— START Provided records —

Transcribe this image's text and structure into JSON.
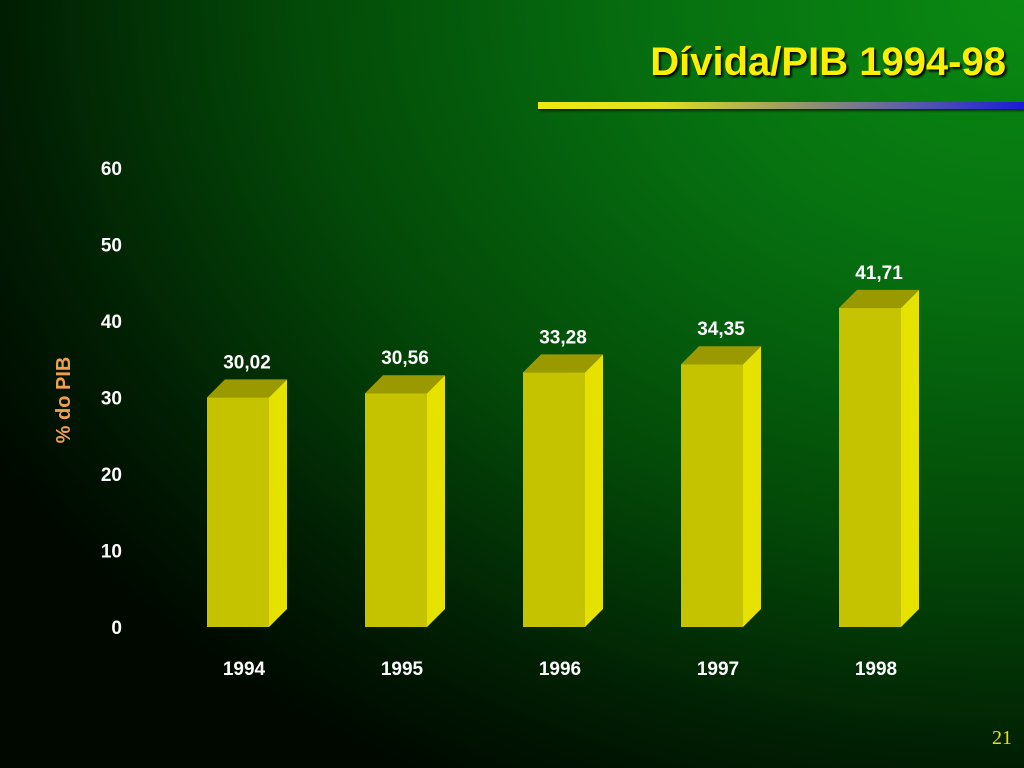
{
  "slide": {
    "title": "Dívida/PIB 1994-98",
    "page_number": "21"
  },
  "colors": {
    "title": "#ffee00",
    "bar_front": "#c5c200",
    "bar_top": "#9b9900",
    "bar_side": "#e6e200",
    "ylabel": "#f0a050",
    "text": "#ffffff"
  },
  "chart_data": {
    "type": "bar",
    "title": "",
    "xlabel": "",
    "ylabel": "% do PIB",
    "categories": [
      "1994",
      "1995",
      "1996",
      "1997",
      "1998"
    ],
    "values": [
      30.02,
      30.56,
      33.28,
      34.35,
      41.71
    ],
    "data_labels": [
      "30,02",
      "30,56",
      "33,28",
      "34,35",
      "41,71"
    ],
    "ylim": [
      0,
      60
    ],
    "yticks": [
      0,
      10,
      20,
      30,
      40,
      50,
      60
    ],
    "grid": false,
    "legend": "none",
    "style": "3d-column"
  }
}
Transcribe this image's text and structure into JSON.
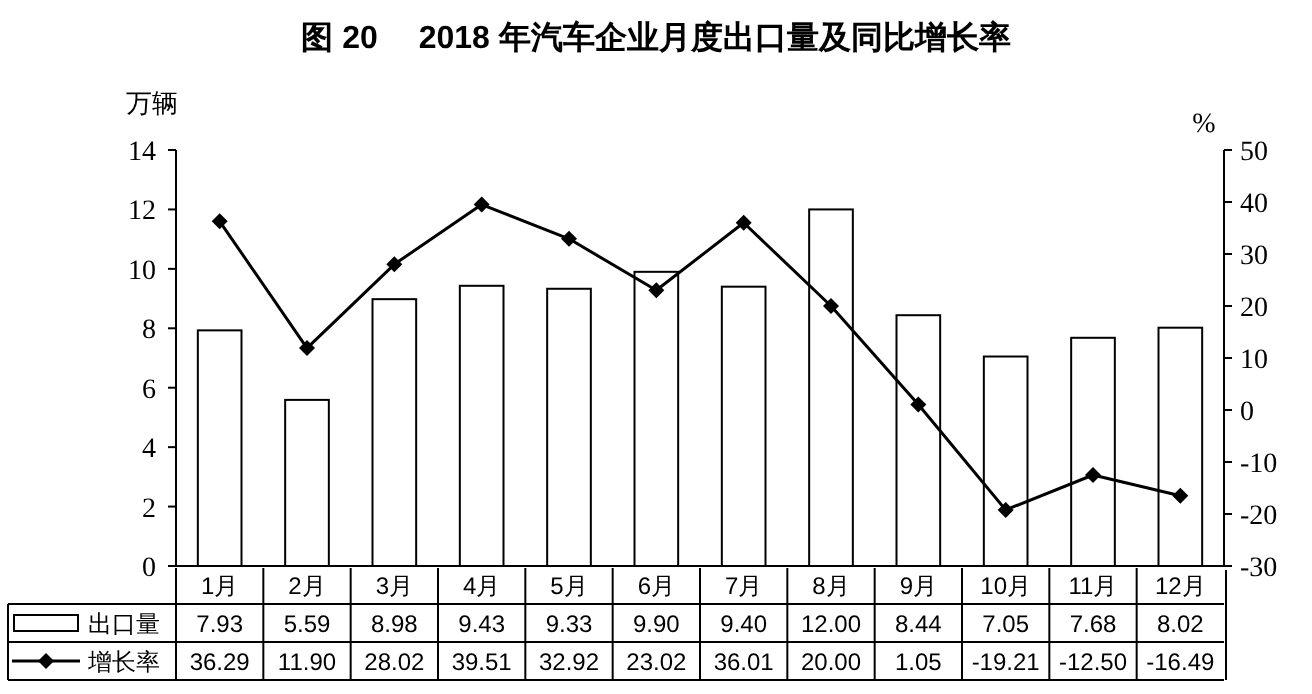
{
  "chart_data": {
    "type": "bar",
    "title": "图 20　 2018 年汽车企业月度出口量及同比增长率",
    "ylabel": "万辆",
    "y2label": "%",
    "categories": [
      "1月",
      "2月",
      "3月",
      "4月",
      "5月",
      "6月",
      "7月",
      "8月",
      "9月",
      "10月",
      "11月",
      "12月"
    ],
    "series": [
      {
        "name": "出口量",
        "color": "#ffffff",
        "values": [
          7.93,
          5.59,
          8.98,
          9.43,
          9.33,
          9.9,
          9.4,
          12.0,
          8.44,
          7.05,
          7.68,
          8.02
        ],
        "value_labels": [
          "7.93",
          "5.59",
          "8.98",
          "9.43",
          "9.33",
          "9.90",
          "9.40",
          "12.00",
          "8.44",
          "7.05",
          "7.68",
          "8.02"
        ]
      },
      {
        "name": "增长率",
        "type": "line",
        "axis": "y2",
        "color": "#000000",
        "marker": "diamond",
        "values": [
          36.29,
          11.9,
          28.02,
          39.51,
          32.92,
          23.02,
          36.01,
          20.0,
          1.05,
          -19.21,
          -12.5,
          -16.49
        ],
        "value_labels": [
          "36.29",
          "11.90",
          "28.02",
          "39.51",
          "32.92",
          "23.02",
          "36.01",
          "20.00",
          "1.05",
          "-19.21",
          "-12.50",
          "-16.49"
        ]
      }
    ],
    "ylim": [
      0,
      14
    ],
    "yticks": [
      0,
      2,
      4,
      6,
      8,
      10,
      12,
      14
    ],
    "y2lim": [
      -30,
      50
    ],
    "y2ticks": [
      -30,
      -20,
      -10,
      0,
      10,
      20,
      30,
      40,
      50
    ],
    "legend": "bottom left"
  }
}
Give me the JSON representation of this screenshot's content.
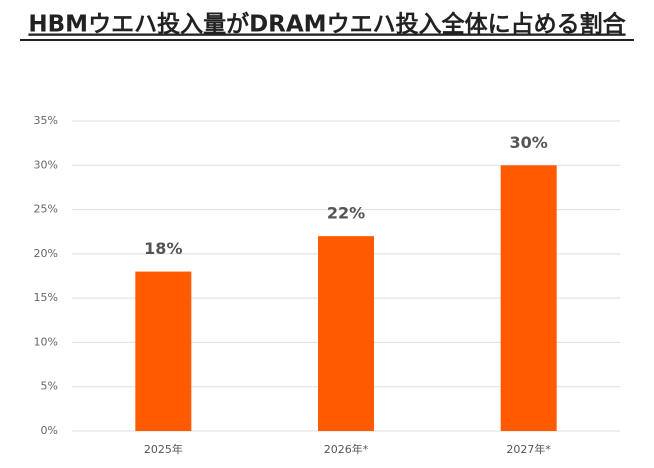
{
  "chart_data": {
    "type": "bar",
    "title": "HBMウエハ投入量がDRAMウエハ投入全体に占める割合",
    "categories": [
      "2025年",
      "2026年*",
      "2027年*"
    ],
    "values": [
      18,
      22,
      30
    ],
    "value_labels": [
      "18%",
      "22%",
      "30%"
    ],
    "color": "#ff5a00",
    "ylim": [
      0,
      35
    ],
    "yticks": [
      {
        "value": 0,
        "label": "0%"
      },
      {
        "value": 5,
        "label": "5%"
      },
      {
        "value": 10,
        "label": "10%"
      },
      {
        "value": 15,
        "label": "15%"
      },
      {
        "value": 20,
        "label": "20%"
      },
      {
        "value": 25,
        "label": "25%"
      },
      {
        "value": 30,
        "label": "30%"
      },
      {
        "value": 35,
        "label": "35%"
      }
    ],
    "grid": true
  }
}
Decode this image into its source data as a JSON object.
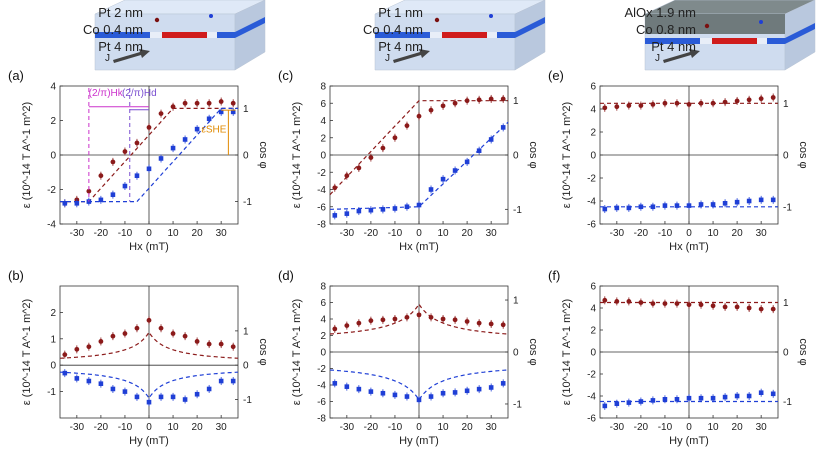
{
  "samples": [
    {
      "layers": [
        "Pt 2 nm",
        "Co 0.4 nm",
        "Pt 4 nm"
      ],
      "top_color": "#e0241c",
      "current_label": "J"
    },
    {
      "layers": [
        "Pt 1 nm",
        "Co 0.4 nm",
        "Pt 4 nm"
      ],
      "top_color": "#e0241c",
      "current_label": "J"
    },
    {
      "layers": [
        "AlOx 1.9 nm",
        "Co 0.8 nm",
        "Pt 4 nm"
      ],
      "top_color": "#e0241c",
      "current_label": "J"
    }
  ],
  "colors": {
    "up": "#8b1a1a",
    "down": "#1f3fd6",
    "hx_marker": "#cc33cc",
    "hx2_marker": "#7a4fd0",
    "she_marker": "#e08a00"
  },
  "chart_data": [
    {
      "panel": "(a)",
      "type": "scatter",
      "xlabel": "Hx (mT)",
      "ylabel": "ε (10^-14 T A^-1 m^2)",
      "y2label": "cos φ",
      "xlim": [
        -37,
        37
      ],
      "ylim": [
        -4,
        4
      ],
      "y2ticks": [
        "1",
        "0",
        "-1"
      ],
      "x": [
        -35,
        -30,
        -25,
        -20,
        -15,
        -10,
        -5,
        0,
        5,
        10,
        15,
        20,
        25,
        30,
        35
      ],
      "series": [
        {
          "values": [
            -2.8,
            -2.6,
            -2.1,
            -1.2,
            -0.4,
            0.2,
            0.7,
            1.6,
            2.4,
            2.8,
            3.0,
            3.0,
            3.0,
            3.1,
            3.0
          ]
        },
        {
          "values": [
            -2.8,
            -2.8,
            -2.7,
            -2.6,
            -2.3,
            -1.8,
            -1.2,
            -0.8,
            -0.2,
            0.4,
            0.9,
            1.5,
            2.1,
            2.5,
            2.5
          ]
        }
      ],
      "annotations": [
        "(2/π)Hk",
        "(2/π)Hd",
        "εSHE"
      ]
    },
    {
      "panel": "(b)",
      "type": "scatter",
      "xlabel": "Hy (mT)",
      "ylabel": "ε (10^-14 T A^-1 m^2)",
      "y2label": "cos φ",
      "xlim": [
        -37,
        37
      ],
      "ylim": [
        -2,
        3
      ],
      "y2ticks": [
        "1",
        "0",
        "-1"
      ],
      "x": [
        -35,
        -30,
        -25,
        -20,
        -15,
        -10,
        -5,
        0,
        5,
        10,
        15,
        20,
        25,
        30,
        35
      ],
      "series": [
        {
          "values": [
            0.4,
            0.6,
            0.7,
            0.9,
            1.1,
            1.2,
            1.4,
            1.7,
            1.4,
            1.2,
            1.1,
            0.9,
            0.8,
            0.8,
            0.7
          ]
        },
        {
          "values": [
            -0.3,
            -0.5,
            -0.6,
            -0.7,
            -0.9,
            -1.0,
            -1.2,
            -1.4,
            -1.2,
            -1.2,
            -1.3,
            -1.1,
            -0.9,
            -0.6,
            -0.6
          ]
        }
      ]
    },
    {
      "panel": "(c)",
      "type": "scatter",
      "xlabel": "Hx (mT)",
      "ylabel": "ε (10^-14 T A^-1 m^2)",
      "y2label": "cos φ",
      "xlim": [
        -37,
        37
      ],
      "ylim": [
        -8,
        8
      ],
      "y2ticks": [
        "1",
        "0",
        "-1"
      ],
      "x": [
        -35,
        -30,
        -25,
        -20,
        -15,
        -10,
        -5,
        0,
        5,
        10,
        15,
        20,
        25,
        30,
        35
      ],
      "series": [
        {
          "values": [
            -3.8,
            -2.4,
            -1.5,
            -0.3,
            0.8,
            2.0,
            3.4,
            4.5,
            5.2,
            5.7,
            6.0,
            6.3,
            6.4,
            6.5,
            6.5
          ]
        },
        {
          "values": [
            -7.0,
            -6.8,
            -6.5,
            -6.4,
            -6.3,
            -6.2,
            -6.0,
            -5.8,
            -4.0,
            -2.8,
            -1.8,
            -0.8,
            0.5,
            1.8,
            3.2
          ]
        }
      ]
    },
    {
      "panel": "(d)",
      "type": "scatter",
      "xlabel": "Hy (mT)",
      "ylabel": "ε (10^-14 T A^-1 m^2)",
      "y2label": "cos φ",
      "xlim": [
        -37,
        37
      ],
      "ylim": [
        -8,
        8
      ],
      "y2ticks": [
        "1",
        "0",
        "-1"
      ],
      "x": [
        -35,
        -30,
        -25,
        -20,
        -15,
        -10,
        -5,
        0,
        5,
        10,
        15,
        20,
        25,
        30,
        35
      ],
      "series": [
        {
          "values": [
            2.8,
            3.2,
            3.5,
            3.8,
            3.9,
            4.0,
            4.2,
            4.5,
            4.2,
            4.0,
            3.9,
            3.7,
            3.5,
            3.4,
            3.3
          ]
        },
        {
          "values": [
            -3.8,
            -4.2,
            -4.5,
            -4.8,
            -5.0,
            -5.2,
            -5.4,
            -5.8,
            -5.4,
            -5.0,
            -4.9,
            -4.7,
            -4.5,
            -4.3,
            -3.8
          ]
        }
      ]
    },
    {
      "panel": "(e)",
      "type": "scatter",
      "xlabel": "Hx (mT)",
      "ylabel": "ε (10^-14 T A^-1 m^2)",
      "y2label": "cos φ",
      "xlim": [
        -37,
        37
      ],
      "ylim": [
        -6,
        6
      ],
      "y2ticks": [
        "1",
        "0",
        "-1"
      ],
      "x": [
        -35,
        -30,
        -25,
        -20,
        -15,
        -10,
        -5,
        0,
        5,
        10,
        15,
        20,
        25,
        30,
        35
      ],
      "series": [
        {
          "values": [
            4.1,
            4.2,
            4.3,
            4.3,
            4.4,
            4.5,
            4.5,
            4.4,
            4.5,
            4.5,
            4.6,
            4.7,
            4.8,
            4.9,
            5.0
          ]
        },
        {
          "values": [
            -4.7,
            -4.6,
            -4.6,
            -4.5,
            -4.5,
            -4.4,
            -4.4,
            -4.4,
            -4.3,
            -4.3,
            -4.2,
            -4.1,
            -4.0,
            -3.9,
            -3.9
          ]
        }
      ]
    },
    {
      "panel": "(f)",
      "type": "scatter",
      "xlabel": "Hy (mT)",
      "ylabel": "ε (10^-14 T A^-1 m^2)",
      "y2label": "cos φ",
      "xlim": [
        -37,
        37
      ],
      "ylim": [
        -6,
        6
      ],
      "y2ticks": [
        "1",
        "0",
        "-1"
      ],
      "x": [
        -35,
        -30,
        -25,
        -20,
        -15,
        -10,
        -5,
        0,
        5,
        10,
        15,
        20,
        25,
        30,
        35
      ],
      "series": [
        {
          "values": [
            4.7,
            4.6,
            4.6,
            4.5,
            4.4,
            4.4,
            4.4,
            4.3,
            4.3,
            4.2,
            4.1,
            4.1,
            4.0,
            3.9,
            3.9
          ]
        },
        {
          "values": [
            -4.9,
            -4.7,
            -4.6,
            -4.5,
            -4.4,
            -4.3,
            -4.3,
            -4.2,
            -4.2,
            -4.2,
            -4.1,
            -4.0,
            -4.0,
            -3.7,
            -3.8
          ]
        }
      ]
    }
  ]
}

— END Provided records —

▶ **Aim**: Gather each line holding the string "panel".

▶ **Response to the task**:
      "panel": "(a)",
      "panel": "(b)",
      "panel": "(c)",
      "panel": "(d)",
      "panel": "(e)",
      "panel": "(f)",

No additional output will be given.